Recorded data:
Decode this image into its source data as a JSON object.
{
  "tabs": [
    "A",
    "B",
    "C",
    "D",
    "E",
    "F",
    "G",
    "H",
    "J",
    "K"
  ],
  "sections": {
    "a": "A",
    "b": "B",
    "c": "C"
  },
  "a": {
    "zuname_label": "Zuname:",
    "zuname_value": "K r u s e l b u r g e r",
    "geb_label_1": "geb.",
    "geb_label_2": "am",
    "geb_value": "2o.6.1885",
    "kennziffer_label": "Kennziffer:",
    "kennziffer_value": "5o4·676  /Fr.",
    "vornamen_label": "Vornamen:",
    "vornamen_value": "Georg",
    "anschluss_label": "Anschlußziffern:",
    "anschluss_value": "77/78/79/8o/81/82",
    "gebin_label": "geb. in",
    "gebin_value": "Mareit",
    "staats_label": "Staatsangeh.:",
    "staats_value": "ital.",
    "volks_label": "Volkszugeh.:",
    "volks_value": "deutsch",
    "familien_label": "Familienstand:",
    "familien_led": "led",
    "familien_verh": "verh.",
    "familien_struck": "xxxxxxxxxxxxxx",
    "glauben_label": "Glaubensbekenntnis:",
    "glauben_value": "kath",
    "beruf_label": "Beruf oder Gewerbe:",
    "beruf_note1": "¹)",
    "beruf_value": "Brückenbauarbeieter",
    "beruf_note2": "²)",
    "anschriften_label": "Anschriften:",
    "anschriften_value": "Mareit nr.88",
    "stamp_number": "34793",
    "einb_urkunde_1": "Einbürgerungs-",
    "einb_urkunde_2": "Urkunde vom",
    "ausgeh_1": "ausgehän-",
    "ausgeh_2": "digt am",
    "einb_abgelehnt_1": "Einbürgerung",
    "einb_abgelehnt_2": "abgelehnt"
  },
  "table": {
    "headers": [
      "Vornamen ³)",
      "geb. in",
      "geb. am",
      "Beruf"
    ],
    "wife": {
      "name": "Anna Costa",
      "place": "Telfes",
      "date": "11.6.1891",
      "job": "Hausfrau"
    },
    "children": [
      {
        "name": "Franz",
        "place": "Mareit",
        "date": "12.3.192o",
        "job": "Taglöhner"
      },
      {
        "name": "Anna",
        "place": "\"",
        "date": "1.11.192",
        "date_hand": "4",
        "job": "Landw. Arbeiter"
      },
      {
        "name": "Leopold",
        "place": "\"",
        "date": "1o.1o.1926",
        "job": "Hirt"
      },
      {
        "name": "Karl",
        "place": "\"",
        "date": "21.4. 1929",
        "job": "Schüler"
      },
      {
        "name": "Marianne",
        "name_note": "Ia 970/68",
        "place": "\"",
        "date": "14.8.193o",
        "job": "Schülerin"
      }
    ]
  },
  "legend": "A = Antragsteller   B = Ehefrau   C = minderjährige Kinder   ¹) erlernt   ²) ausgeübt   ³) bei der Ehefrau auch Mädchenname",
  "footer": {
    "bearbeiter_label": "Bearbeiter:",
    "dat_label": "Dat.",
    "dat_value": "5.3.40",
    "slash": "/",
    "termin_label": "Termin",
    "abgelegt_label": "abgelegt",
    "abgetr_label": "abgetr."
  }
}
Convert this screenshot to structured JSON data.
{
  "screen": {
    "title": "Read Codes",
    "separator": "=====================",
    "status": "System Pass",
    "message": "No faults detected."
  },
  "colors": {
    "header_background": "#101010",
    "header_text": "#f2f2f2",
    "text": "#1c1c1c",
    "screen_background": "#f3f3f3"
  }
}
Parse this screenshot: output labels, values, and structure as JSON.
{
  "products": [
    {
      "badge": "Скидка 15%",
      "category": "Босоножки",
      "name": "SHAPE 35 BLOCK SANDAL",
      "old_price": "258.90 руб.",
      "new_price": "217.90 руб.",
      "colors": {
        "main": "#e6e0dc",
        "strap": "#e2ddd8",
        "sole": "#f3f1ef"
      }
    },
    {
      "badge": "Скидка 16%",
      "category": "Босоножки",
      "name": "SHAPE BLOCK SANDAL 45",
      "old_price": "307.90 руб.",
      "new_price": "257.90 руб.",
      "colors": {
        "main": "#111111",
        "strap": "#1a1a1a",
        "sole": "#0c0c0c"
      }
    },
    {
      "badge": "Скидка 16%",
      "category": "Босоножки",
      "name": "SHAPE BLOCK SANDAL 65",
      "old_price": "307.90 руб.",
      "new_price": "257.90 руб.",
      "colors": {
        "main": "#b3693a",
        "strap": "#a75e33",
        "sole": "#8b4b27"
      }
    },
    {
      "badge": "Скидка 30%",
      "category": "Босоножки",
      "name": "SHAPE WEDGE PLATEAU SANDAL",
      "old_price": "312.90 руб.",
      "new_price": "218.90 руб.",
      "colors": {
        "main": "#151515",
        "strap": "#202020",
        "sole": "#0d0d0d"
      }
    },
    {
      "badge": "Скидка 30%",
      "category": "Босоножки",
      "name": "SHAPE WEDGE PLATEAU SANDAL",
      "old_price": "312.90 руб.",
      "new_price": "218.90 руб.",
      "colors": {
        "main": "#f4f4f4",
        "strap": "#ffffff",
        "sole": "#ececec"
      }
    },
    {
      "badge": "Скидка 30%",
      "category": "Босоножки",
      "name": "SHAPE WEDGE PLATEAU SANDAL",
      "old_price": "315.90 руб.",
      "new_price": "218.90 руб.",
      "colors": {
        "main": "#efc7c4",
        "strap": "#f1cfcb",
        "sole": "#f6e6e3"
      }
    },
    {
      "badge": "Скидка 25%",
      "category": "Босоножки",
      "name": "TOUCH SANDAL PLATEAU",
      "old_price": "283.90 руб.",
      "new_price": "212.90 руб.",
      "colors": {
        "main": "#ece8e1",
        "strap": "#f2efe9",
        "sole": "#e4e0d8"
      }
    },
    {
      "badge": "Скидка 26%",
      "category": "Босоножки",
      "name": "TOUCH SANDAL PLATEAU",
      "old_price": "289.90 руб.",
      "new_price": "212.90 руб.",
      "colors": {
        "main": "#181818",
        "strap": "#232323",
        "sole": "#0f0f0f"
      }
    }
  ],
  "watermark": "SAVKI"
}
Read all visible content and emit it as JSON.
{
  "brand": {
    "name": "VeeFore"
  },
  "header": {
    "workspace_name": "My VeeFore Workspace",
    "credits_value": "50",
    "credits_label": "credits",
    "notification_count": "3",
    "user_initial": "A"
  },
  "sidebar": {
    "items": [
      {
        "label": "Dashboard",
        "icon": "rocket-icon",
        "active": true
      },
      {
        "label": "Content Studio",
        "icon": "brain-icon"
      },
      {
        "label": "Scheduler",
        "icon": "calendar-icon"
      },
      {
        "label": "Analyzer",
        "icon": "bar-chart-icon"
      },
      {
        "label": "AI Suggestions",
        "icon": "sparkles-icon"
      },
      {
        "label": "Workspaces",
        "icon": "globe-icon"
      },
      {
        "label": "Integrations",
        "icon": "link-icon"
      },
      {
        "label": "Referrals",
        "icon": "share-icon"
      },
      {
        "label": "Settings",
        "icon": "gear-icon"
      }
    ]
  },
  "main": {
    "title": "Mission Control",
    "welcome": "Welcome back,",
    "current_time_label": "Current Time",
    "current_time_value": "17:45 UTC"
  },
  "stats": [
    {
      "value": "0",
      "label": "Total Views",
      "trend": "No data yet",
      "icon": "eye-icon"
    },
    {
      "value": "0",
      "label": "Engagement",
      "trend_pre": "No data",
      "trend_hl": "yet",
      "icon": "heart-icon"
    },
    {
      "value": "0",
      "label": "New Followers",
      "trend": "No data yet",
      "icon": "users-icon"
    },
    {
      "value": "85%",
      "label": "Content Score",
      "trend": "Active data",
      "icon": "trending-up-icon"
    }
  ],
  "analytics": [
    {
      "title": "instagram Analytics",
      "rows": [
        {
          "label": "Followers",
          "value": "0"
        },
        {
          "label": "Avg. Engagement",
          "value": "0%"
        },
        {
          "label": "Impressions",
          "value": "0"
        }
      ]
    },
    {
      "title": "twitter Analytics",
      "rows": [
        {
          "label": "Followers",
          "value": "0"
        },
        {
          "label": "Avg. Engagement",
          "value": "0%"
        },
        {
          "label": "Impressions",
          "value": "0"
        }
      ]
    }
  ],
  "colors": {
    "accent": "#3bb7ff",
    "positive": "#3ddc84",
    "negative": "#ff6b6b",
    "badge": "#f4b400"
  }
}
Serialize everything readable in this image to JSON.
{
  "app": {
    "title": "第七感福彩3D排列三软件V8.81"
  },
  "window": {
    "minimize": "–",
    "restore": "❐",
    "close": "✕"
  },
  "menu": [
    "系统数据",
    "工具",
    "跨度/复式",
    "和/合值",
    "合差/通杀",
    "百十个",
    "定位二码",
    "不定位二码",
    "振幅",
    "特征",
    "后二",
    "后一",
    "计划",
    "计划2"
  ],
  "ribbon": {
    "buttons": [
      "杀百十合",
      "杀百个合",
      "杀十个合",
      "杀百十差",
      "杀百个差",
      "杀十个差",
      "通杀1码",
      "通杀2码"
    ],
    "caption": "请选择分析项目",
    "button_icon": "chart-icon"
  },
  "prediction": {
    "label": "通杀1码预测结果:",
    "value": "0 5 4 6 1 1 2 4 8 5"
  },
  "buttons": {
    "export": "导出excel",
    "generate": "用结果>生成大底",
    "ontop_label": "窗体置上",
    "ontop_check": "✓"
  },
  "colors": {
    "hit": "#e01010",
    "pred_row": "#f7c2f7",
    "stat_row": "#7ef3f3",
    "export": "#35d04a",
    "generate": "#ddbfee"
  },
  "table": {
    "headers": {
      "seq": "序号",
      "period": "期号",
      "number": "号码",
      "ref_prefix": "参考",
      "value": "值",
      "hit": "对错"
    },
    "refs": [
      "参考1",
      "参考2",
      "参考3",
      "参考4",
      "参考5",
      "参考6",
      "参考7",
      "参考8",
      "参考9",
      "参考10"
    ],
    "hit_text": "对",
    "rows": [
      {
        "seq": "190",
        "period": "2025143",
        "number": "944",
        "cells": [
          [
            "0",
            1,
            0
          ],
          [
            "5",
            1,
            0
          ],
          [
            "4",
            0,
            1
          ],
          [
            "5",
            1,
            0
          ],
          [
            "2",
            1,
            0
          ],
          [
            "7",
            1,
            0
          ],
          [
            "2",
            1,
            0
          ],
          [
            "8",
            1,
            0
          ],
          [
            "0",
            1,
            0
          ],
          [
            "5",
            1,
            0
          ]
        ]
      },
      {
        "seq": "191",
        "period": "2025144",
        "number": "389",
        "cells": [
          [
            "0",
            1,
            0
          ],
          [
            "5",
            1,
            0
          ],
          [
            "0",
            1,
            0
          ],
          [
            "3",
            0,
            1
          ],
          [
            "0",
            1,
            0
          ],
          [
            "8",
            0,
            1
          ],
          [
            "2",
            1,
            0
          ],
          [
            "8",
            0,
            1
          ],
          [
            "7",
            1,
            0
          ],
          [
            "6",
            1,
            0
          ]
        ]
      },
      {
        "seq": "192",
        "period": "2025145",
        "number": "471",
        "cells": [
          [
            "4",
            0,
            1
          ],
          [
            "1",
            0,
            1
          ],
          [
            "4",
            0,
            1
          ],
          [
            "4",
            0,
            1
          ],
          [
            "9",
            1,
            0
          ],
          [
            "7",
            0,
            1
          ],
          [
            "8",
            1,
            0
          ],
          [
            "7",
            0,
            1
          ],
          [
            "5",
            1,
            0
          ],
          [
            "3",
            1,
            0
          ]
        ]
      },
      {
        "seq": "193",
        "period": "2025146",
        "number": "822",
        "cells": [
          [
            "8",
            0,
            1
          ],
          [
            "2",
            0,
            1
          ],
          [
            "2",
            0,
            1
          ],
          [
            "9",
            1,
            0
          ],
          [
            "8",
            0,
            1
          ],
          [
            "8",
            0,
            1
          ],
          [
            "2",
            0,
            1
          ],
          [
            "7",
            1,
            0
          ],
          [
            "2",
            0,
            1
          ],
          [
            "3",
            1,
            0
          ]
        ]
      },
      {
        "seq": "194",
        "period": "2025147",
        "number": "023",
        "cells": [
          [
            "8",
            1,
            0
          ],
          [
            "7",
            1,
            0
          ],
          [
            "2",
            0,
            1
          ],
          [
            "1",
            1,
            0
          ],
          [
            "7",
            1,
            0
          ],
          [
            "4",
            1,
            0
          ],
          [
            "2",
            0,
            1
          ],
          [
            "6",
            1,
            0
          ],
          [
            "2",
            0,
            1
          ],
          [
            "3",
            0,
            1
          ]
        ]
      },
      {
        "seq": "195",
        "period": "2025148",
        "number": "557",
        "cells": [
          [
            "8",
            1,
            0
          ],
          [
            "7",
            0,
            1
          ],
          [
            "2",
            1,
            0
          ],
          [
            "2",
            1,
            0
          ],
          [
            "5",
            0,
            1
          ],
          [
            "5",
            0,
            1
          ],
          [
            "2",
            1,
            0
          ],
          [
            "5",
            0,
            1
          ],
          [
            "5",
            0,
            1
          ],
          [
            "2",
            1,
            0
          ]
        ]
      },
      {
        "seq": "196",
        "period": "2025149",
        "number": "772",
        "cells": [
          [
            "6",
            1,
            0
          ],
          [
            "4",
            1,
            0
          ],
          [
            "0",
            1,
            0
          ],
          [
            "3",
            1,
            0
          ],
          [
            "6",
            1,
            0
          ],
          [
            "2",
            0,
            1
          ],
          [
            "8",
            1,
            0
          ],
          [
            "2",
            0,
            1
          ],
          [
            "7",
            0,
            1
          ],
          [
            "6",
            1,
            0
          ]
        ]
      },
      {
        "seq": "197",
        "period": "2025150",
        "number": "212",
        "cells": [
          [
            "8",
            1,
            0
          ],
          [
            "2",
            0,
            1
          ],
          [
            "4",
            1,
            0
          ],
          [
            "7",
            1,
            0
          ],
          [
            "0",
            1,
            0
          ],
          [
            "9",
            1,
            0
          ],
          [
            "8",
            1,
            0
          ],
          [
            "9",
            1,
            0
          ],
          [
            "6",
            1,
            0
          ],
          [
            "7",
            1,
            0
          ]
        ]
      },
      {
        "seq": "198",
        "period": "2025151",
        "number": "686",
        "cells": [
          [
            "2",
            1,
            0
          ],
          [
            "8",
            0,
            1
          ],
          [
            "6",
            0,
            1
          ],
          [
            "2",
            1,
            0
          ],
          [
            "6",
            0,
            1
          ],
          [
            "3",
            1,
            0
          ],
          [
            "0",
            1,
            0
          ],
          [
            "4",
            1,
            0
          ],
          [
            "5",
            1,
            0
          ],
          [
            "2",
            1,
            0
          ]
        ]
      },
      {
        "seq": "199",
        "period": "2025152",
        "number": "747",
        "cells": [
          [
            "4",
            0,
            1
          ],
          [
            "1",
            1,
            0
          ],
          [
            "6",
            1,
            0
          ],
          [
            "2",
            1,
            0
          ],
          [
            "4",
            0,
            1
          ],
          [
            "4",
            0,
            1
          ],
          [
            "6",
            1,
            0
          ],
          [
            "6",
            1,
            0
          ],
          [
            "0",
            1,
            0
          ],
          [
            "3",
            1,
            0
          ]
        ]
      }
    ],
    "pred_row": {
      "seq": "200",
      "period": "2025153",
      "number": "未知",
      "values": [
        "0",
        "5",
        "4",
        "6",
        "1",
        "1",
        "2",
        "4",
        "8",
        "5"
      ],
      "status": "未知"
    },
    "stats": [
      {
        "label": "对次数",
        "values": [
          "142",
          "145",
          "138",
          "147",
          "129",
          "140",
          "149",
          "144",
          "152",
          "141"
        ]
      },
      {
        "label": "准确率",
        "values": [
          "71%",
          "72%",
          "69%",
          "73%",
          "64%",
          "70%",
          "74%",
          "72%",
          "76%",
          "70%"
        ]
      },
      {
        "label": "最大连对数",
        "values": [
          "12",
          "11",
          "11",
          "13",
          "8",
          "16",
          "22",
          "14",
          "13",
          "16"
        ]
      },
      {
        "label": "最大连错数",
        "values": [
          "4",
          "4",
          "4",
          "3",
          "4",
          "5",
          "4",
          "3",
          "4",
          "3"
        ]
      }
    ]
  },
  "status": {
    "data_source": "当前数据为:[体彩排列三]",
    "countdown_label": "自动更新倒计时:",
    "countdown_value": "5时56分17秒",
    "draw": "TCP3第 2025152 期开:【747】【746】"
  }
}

**What you have to do**
Tally how many lines in the material above hold the word "BLOCK". Write only that number.

**Result of the task**
3